**WHAT IS ASKED**
a – Write out the stretch of the passage on the Twins from "My question is: What" through "(788 ^ 1.83))", word for word.
b – Replace "stat-label" with "stat-name" in the stretch of the entries from their first line through the line containing "stat-value: 1 [502,80,509,92]". Return only that stretch, with nothing else altered.

**EXCERPT**

⁂

The polar vortex seems to have abated but I’m still left cold when I think about the Twins winning only 66 games last year, pairing a frozen offense with a starting rotation that compiled an ERA so far north of 5.00 that Robert Peary should have led an expedition to it. In an effort to warm their fans’ waning interest, Minnesota uncharacteristically spent a real chunk of money in the off season (okay, it was the additional MLB TV money chunk) to acquire free agents Ricky Nolasco and Phil Hughes and re-sign Mike Pelfrey.

My question is: What does that additional chunk of MLB TV money get us?

To answer it, I attempted to quantify the changes to the starting pitching staff into runs allowed and then plug the new totals into the Pythagorean calculator – the elegant Bill James equation that estimates winning percentage based on runs scored and runs allowed.

Example:
The Twins scored 614 runs and gave up 788 on their way to those 66 wins last year. The Pythagorean calculation with those numbers looks like this:

(614 ^ 1.83)/((614 ^ 1.83) + (788 ^ 1.83))

⁂

**SUPPLIED ENTRIES**

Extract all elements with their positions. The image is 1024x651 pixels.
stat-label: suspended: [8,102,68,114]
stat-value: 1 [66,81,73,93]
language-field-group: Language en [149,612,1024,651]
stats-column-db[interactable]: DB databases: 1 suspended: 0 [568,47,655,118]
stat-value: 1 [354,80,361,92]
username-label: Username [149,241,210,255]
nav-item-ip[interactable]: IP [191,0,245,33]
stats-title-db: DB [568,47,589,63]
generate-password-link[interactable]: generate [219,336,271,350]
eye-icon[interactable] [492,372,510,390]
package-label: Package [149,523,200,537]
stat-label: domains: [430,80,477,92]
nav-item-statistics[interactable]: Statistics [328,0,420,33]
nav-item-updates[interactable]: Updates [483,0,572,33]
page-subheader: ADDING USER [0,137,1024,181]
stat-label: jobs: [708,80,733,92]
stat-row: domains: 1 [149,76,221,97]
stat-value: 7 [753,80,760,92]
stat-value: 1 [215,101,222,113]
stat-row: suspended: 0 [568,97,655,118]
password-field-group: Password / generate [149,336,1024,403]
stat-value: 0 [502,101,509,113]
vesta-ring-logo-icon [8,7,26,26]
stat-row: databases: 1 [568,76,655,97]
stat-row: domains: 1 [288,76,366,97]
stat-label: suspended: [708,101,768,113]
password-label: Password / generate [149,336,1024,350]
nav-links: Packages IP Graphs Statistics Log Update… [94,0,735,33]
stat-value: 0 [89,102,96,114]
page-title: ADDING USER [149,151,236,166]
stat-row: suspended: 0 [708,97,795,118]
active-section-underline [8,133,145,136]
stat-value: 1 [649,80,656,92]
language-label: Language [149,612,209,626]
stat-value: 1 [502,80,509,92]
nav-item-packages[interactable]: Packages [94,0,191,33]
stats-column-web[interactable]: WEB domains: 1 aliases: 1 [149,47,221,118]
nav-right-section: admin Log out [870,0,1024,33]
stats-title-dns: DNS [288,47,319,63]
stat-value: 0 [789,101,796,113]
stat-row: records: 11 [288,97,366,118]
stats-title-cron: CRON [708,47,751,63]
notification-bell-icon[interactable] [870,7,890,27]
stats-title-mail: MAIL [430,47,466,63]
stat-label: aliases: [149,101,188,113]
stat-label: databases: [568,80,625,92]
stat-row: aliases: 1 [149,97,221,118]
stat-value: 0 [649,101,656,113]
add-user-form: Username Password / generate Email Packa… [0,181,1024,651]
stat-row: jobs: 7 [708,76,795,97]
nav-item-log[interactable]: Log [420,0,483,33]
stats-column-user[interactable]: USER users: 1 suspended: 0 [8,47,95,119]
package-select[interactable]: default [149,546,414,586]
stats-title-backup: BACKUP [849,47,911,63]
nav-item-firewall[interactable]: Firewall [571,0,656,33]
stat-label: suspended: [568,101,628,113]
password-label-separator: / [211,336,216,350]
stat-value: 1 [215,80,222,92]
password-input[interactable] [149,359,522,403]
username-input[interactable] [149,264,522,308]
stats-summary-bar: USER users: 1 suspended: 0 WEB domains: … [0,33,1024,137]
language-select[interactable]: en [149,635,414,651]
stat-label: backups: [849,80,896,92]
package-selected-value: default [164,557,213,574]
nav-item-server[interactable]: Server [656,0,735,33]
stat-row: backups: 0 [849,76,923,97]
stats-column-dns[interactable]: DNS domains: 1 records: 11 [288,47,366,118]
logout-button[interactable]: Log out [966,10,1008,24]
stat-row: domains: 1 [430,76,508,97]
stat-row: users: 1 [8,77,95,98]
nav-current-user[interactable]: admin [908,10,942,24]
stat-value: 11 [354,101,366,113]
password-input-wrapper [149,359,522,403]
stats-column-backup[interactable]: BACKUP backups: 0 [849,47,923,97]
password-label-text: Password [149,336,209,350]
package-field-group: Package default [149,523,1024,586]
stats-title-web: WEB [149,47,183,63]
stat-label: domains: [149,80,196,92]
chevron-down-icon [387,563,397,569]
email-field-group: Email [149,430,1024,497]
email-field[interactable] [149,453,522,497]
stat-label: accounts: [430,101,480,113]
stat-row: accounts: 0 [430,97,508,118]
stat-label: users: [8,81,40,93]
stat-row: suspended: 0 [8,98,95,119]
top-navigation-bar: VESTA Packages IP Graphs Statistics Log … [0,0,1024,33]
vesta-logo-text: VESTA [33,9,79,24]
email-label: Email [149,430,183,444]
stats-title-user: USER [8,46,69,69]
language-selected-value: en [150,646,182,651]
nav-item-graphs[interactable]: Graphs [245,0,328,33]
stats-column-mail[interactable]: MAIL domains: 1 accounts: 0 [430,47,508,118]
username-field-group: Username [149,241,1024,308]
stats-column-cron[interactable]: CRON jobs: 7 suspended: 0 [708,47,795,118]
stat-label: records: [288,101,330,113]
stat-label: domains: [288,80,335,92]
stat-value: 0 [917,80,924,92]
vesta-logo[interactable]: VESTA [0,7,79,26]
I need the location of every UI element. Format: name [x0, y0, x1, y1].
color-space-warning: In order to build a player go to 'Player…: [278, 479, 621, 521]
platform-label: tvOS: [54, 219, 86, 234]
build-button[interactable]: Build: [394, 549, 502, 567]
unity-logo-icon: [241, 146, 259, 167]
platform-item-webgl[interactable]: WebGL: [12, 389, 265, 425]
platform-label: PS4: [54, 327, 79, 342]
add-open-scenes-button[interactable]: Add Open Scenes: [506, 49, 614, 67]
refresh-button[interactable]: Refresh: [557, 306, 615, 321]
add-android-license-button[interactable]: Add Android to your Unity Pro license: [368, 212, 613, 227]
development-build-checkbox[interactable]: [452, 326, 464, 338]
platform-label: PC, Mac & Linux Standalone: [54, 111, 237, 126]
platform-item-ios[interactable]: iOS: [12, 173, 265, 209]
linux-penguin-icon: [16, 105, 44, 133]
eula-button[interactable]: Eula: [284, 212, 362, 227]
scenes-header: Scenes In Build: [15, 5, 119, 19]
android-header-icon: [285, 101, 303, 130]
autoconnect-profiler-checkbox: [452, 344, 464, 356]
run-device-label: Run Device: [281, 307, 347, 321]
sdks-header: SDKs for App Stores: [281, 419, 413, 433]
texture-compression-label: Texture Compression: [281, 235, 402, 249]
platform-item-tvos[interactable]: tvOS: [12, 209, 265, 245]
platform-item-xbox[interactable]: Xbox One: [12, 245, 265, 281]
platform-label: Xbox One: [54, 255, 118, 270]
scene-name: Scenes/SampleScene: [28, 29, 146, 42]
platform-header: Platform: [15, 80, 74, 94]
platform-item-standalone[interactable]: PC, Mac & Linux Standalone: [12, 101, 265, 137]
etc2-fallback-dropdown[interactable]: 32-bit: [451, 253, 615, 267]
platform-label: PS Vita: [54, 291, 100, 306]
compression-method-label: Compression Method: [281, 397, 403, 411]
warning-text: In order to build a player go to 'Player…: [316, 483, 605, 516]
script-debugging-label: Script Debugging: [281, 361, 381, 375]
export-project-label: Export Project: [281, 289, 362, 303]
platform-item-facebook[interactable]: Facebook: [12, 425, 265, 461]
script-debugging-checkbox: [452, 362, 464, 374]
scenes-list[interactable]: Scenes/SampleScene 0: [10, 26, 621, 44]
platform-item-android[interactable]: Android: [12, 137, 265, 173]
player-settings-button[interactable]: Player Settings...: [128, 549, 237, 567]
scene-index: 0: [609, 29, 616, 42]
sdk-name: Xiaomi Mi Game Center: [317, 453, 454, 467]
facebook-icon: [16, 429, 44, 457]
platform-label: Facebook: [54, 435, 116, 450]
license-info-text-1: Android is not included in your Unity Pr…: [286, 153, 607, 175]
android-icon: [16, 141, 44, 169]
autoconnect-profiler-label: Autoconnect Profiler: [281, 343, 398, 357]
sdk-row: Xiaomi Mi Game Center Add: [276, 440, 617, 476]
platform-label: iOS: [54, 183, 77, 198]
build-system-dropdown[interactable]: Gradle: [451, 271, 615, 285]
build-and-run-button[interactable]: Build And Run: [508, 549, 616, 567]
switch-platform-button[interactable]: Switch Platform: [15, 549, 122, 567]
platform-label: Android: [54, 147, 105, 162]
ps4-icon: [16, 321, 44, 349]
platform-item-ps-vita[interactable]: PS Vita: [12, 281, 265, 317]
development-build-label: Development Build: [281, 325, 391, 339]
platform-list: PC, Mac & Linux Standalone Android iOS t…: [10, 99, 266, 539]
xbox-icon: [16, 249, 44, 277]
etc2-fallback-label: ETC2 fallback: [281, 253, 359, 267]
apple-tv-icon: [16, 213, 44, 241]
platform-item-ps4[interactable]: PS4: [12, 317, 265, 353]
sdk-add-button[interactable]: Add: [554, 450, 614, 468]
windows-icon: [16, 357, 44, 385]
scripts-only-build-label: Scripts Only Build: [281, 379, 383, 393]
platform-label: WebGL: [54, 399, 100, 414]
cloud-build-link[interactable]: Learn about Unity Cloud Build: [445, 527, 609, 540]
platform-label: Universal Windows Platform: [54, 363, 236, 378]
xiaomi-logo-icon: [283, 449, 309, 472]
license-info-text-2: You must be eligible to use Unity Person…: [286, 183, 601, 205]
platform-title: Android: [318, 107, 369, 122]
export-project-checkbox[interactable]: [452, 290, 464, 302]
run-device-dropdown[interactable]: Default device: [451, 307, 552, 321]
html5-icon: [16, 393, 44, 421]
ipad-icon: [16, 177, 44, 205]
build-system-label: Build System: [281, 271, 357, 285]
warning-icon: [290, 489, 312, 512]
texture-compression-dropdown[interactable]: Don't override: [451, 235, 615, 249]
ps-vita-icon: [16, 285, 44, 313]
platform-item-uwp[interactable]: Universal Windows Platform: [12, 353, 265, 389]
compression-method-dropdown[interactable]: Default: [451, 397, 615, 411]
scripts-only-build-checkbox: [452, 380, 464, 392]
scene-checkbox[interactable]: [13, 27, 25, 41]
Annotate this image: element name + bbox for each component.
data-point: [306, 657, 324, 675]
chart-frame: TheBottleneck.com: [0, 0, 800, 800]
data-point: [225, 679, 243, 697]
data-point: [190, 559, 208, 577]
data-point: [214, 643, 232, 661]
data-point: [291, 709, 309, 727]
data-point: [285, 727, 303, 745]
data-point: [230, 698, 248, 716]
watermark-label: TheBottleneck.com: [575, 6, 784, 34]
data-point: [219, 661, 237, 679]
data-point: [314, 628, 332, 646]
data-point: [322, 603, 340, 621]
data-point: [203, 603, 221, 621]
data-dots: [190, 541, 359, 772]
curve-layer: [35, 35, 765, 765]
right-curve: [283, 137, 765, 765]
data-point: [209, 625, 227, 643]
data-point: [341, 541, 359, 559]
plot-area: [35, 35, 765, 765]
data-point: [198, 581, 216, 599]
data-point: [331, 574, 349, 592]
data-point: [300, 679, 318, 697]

⁂

**TASK-BY-TASK OUTPUTS**
a –
My question is: What does that additional chunk of MLB TV money get us?

To answer it, I attempted to quantify the changes to the starting pitching staff into runs allowed and then plug the new totals into the Pythagorean calculator – the elegant Bill James equation that estimates winning percentage based on runs scored and runs allowed.

Example:
The Twins scored 614 runs and gave up 788 on their way to those 66 wins last year. The Pythagorean calculation with those numbers looks like this:

(614 ^ 1.83)/((614 ^ 1.83) + (788 ^ 1.83))

b –
Extract all elements with their positions. The image is 1024x651 pixels.
stat-name: suspended: [8,102,68,114]
stat-value: 1 [66,81,73,93]
language-field-group: Language en [149,612,1024,651]
stats-column-db[interactable]: DB databases: 1 suspended: 0 [568,47,655,118]
stat-value: 1 [354,80,361,92]
username-label: Username [149,241,210,255]
nav-item-ip[interactable]: IP [191,0,245,33]
stats-title-db: DB [568,47,589,63]
generate-password-link[interactable]: generate [219,336,271,350]
eye-icon[interactable] [492,372,510,390]
package-label: Package [149,523,200,537]
stat-name: domains: [430,80,477,92]
nav-item-statistics[interactable]: Statistics [328,0,420,33]
nav-item-updates[interactable]: Updates [483,0,572,33]
page-subheader: ADDING USER [0,137,1024,181]
stat-name: jobs: [708,80,733,92]
stat-row: domains: 1 [149,76,221,97]
stat-value: 7 [753,80,760,92]
stat-value: 1 [215,101,222,113]
stat-row: suspended: 0 [568,97,655,118]
password-field-group: Password / generate [149,336,1024,403]
stat-value: 0 [502,101,509,113]
vesta-ring-logo-icon [8,7,26,26]
stat-row: databases: 1 [568,76,655,97]
stat-row: domains: 1 [288,76,366,97]
stat-name: suspended: [708,101,768,113]
password-label: Password / generate [149,336,1024,350]
nav-links: Packages IP Graphs Statistics Log Update… [94,0,735,33]
stat-value: 0 [89,102,96,114]
page-title: ADDING USER [149,151,236,166]
stat-row: suspended: 0 [708,97,795,118]
active-section-underline [8,133,145,136]
stat-value: 1 [649,80,656,92]
language-label: Language [149,612,209,626]
stat-value: 1 [502,80,509,92]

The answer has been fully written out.